_Directions for this task_: List all lines of the data containing the word "pengaduan".

++++ Entries provided

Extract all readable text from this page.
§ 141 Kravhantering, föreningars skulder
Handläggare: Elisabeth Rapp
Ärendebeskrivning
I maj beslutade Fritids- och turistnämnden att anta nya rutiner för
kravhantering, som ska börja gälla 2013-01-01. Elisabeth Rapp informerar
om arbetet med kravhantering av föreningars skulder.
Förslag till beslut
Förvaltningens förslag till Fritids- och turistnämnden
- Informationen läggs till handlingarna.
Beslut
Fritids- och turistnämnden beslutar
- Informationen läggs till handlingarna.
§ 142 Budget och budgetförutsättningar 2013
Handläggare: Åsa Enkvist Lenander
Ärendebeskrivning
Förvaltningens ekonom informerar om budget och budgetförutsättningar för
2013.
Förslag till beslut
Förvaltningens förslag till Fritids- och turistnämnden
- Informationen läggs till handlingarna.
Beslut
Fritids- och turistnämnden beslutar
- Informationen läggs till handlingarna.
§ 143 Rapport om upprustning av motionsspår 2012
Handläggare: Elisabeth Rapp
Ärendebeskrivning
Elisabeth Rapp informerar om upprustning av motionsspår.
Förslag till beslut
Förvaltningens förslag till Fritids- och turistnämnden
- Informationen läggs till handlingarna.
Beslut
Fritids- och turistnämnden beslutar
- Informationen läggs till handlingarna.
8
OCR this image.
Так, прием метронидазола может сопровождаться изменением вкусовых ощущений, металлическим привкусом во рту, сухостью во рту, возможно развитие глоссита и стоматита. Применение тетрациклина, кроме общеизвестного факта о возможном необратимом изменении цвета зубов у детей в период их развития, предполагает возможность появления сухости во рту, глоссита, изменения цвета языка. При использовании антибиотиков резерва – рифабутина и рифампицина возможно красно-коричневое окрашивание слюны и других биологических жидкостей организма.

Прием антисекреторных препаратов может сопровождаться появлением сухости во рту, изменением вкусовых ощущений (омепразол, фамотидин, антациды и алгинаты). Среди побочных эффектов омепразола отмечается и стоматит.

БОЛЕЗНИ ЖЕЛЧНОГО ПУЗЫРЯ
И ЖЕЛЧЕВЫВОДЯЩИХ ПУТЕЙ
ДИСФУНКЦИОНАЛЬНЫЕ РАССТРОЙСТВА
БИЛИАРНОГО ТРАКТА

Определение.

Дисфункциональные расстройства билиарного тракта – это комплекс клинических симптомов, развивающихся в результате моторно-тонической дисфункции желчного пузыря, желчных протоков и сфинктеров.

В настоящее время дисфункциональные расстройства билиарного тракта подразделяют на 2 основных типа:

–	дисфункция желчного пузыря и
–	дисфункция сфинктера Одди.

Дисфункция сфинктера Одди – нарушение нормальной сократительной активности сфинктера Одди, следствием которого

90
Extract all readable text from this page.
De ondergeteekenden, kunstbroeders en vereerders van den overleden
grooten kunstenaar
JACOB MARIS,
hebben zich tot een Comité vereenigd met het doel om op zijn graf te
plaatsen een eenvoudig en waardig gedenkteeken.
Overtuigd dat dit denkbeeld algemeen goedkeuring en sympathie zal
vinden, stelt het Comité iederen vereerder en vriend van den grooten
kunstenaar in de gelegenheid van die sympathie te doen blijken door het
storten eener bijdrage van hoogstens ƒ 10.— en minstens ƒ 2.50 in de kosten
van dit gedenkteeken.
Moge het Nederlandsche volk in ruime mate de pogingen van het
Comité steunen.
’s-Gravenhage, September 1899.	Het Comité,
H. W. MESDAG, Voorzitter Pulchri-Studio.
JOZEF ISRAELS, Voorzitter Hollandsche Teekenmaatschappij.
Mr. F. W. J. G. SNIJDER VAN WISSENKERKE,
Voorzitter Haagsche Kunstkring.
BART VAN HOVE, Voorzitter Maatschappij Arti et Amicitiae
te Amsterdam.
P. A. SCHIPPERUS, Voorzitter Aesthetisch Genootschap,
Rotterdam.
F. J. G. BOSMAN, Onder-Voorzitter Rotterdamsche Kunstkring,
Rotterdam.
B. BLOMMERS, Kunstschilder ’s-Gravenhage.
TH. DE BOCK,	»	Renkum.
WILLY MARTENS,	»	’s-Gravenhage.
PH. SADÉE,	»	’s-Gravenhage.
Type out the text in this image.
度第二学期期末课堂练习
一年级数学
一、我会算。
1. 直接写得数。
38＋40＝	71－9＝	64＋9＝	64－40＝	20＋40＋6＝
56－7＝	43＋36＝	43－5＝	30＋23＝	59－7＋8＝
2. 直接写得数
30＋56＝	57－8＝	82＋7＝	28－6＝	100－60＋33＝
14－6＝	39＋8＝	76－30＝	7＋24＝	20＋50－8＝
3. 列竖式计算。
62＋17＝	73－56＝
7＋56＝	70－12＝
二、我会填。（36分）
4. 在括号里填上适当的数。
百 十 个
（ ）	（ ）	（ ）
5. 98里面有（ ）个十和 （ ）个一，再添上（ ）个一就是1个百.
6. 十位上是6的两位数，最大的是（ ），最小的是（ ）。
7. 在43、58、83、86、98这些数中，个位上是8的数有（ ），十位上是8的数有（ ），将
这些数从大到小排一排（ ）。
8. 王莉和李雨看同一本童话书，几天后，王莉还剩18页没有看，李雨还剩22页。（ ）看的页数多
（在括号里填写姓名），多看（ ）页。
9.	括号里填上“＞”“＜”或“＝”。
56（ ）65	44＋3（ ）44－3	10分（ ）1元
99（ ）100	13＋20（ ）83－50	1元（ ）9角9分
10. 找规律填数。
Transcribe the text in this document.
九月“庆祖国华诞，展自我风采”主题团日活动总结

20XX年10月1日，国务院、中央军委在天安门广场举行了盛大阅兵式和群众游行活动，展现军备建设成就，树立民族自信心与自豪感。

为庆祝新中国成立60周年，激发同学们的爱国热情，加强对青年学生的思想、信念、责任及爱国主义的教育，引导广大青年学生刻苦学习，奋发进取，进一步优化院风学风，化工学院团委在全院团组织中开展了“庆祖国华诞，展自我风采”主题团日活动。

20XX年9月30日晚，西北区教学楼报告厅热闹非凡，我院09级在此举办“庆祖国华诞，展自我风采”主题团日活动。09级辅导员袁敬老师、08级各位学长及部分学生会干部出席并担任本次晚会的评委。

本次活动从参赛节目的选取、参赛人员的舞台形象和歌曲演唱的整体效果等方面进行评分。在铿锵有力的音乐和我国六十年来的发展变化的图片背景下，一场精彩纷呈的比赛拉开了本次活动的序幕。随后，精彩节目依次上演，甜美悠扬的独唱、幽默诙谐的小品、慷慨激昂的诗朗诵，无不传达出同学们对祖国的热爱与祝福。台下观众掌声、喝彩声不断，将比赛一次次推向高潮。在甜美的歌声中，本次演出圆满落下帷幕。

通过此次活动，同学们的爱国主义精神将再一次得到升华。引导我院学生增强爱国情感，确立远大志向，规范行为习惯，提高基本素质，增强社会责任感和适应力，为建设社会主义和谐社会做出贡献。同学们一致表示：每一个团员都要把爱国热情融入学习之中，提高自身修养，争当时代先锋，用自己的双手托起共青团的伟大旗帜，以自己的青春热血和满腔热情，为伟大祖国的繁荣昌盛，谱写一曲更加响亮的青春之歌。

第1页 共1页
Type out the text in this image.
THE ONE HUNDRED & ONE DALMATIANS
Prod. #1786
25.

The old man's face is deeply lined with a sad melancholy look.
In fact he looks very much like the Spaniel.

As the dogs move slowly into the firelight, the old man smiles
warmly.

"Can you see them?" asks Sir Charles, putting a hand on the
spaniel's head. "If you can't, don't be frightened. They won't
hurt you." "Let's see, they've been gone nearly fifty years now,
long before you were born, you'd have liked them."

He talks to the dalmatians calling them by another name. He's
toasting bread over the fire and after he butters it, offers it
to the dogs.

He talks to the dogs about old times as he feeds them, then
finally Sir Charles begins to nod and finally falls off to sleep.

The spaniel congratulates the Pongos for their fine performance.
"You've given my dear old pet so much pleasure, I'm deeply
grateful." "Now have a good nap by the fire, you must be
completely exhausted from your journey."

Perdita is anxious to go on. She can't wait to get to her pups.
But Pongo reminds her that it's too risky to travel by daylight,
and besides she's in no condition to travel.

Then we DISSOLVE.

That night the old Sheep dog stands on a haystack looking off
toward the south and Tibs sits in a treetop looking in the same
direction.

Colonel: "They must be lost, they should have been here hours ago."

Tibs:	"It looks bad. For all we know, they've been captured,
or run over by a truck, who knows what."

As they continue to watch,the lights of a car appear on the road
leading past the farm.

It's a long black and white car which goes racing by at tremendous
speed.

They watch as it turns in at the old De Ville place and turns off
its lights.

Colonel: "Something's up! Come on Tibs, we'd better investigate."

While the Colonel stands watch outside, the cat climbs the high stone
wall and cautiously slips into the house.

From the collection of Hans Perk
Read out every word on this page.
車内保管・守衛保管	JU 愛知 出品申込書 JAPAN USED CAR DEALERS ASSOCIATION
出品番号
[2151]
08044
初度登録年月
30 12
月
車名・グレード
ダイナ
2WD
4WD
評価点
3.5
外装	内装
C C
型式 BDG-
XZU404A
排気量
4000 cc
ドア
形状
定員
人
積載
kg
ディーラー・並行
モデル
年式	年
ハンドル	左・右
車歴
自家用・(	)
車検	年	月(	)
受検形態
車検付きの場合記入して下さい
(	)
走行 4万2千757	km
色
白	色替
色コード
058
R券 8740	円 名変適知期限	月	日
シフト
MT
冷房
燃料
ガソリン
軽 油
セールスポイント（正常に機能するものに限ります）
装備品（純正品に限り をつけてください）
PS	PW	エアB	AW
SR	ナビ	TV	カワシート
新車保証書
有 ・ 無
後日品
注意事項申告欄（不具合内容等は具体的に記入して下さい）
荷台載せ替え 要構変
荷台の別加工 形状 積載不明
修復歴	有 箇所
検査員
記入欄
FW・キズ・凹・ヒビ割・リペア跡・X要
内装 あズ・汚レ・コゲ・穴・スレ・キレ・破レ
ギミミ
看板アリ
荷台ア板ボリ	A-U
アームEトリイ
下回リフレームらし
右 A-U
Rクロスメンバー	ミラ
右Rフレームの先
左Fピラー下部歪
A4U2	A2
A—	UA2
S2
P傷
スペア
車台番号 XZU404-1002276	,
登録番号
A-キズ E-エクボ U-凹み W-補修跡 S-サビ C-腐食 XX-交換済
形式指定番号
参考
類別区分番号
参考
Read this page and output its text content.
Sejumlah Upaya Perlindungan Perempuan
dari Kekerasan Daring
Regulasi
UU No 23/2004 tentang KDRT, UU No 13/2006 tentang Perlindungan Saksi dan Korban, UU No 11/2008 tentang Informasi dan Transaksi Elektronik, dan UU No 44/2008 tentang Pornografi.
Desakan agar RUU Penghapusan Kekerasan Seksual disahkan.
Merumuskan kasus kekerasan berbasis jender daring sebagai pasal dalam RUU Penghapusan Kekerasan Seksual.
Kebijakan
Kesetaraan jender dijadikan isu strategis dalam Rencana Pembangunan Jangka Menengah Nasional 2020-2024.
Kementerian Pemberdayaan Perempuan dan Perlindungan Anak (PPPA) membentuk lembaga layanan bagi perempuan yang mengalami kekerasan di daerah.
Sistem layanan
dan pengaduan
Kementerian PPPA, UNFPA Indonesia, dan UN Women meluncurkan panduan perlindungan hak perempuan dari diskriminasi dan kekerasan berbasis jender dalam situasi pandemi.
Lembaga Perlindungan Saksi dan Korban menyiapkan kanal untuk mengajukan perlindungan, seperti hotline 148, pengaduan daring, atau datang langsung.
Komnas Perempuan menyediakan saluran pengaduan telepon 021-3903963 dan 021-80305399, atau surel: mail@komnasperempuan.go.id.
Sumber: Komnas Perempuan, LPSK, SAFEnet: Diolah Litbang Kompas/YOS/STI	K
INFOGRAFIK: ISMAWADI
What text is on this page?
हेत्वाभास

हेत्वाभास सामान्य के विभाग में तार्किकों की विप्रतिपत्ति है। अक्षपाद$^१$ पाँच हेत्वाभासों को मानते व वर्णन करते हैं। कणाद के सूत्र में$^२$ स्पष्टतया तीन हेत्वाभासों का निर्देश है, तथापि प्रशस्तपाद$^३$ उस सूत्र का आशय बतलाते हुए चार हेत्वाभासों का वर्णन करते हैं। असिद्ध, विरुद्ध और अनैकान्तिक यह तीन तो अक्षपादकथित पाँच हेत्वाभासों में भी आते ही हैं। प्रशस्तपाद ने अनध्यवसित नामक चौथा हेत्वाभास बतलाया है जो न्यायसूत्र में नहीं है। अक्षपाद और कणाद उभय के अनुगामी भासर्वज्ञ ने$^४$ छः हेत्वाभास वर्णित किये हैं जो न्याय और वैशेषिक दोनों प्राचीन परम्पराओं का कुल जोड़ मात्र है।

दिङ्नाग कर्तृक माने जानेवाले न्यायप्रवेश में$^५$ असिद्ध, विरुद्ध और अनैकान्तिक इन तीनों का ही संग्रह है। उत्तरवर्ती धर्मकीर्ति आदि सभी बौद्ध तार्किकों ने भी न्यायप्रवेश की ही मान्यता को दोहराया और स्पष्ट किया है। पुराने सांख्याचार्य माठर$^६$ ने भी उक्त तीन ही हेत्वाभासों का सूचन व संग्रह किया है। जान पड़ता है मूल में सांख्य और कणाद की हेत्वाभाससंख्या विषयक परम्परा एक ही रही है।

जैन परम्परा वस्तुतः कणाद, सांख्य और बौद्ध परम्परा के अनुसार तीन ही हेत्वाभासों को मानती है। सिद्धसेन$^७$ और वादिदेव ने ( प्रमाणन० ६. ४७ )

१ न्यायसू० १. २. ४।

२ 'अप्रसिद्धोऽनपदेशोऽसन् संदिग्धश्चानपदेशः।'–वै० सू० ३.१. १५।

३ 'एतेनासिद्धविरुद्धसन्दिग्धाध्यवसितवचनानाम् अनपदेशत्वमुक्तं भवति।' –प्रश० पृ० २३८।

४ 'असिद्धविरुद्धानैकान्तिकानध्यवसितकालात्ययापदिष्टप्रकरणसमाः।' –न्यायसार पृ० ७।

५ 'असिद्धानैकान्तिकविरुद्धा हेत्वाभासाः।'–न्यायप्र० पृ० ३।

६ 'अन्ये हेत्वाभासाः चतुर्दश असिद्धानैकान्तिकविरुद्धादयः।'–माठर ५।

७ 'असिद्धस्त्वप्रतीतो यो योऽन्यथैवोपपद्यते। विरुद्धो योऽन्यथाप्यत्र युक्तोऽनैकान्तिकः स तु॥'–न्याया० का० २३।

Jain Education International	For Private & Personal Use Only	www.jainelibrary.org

++++++++

_Finished task_:
dan pengaduan
Lembaga Perlindungan Saksi dan Korban menyiapkan kanal untuk mengajukan perlindungan, seperti hotline 148, pengaduan daring, atau datang langsung.
Komnas Perempuan menyediakan saluran pengaduan telepon 021-3903963 dan 021-80305399, atau surel: mail@komnasperempuan.go.id.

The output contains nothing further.